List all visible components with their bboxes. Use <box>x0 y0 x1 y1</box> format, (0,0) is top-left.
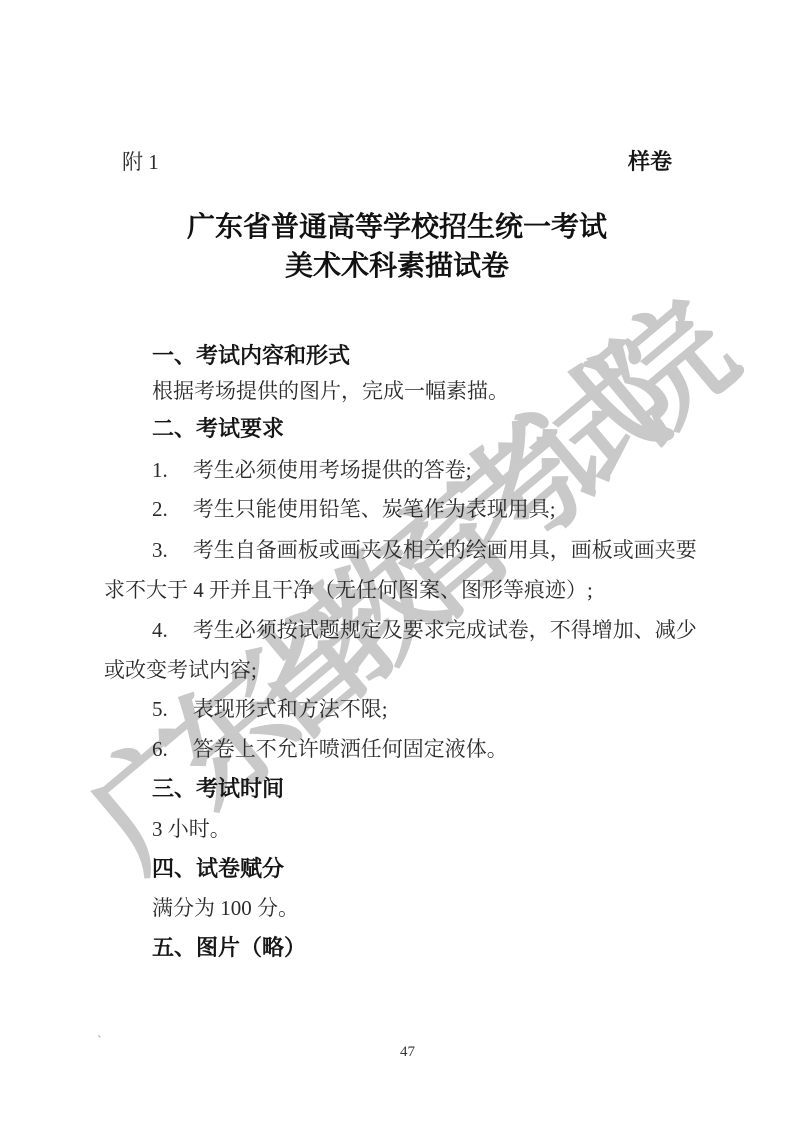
section-1-heading: 一、考试内容和形式 <box>152 344 350 368</box>
section-3-body: 3 小时。 <box>152 817 231 841</box>
item-4-text-line-2: 或改变考试内容; <box>104 658 257 682</box>
page-number: 47 <box>400 1040 415 1064</box>
document-page: 广东省教育考试院 附 1 样卷 广东省普通高等学校招生统一考试 美术术科素描试卷… <box>0 0 794 1123</box>
section-1-body: 根据考场提供的图片，完成一幅素描。 <box>152 379 509 403</box>
item-1-text: 考生必须使用考场提供的答卷; <box>193 458 472 482</box>
requirement-item-1: 1.考生必须使用考场提供的答卷; <box>152 458 472 482</box>
item-5-number: 5. <box>152 697 168 721</box>
requirement-item-4: 4.考生必须按试题规定及要求完成试卷，不得增加、减少 <box>152 618 697 642</box>
item-4-text-line-1: 考生必须按试题规定及要求完成试卷，不得增加、减少 <box>193 618 697 642</box>
item-6-number: 6. <box>152 737 168 761</box>
section-4-body: 满分为 100 分。 <box>152 896 299 920</box>
item-3-number: 3. <box>152 538 168 562</box>
item-4-number: 4. <box>152 618 168 642</box>
section-3-heading: 三、考试时间 <box>152 777 284 801</box>
section-5-heading: 五、图片（略） <box>152 936 306 960</box>
document-title-line-2: 美术术科素描试卷 <box>0 255 794 279</box>
requirement-item-5: 5.表现形式和方法不限; <box>152 697 388 721</box>
requirement-item-3: 3.考生自备画板或画夹及相关的绘画用具，画板或画夹要 <box>152 538 697 562</box>
item-3-text-line-2: 求不大于 4 开并且干净（无任何图案、图形等痕迹）; <box>104 578 593 602</box>
item-5-text: 表现形式和方法不限; <box>193 697 388 721</box>
item-1-number: 1. <box>152 458 168 482</box>
stray-mark: ` <box>97 1030 102 1054</box>
requirement-item-2: 2.考生只能使用铅笔、炭笔作为表现用具; <box>152 497 556 521</box>
section-2-heading: 二、考试要求 <box>152 417 284 441</box>
attachment-label: 附 1 <box>122 150 159 174</box>
sample-label: 样卷 <box>628 150 672 174</box>
document-title-line-1: 广东省普通高等学校招生统一考试 <box>0 216 794 240</box>
item-2-text: 考生只能使用铅笔、炭笔作为表现用具; <box>193 497 556 521</box>
requirement-item-6: 6.答卷上不允许喷洒任何固定液体。 <box>152 737 508 761</box>
section-4-heading: 四、试卷赋分 <box>152 857 284 881</box>
item-3-text-line-1: 考生自备画板或画夹及相关的绘画用具，画板或画夹要 <box>193 538 697 562</box>
item-2-number: 2. <box>152 497 168 521</box>
item-6-text: 答卷上不允许喷洒任何固定液体。 <box>193 737 508 761</box>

*Objective*
Copy each line of the records above verbatim, leaving out the pictures.

*Solution for this exercise*
List all visible components with their bboxes. Use <box>x0 y0 x1 y1</box> format, (0,0) is top-left.
section-1-heading: 一、考试内容和形式 <box>152 344 350 368</box>
section-3-body: 3 小时。 <box>152 817 231 841</box>
item-4-text-line-2: 或改变考试内容; <box>104 658 257 682</box>
page-number: 47 <box>400 1040 415 1064</box>
document-page: 广东省教育考试院 附 1 样卷 广东省普通高等学校招生统一考试 美术术科素描试卷… <box>0 0 794 1123</box>
section-1-body: 根据考场提供的图片，完成一幅素描。 <box>152 379 509 403</box>
item-1-text: 考生必须使用考场提供的答卷; <box>193 458 472 482</box>
requirement-item-1: 1.考生必须使用考场提供的答卷; <box>152 458 472 482</box>
item-5-number: 5. <box>152 697 168 721</box>
requirement-item-4: 4.考生必须按试题规定及要求完成试卷，不得增加、减少 <box>152 618 697 642</box>
item-4-text-line-1: 考生必须按试题规定及要求完成试卷，不得增加、减少 <box>193 618 697 642</box>
item-6-number: 6. <box>152 737 168 761</box>
section-4-body: 满分为 100 分。 <box>152 896 299 920</box>
item-3-number: 3. <box>152 538 168 562</box>
item-4-number: 4. <box>152 618 168 642</box>
section-3-heading: 三、考试时间 <box>152 777 284 801</box>
section-5-heading: 五、图片（略） <box>152 936 306 960</box>
document-title-line-2: 美术术科素描试卷 <box>0 255 794 279</box>
requirement-item-5: 5.表现形式和方法不限; <box>152 697 388 721</box>
requirement-item-3: 3.考生自备画板或画夹及相关的绘画用具，画板或画夹要 <box>152 538 697 562</box>
item-3-text-line-2: 求不大于 4 开并且干净（无任何图案、图形等痕迹）; <box>104 578 593 602</box>
item-5-text: 表现形式和方法不限; <box>193 697 388 721</box>
item-1-number: 1. <box>152 458 168 482</box>
stray-mark: ` <box>97 1030 102 1054</box>
requirement-item-2: 2.考生只能使用铅笔、炭笔作为表现用具; <box>152 497 556 521</box>
section-2-heading: 二、考试要求 <box>152 417 284 441</box>
attachment-label: 附 1 <box>122 150 159 174</box>
sample-label: 样卷 <box>628 150 672 174</box>
document-title-line-1: 广东省普通高等学校招生统一考试 <box>0 216 794 240</box>
item-2-text: 考生只能使用铅笔、炭笔作为表现用具; <box>193 497 556 521</box>
requirement-item-6: 6.答卷上不允许喷洒任何固定液体。 <box>152 737 508 761</box>
section-4-heading: 四、试卷赋分 <box>152 857 284 881</box>
item-3-text-line-1: 考生自备画板或画夹及相关的绘画用具，画板或画夹要 <box>193 538 697 562</box>
item-2-number: 2. <box>152 497 168 521</box>
item-6-text: 答卷上不允许喷洒任何固定液体。 <box>193 737 508 761</box>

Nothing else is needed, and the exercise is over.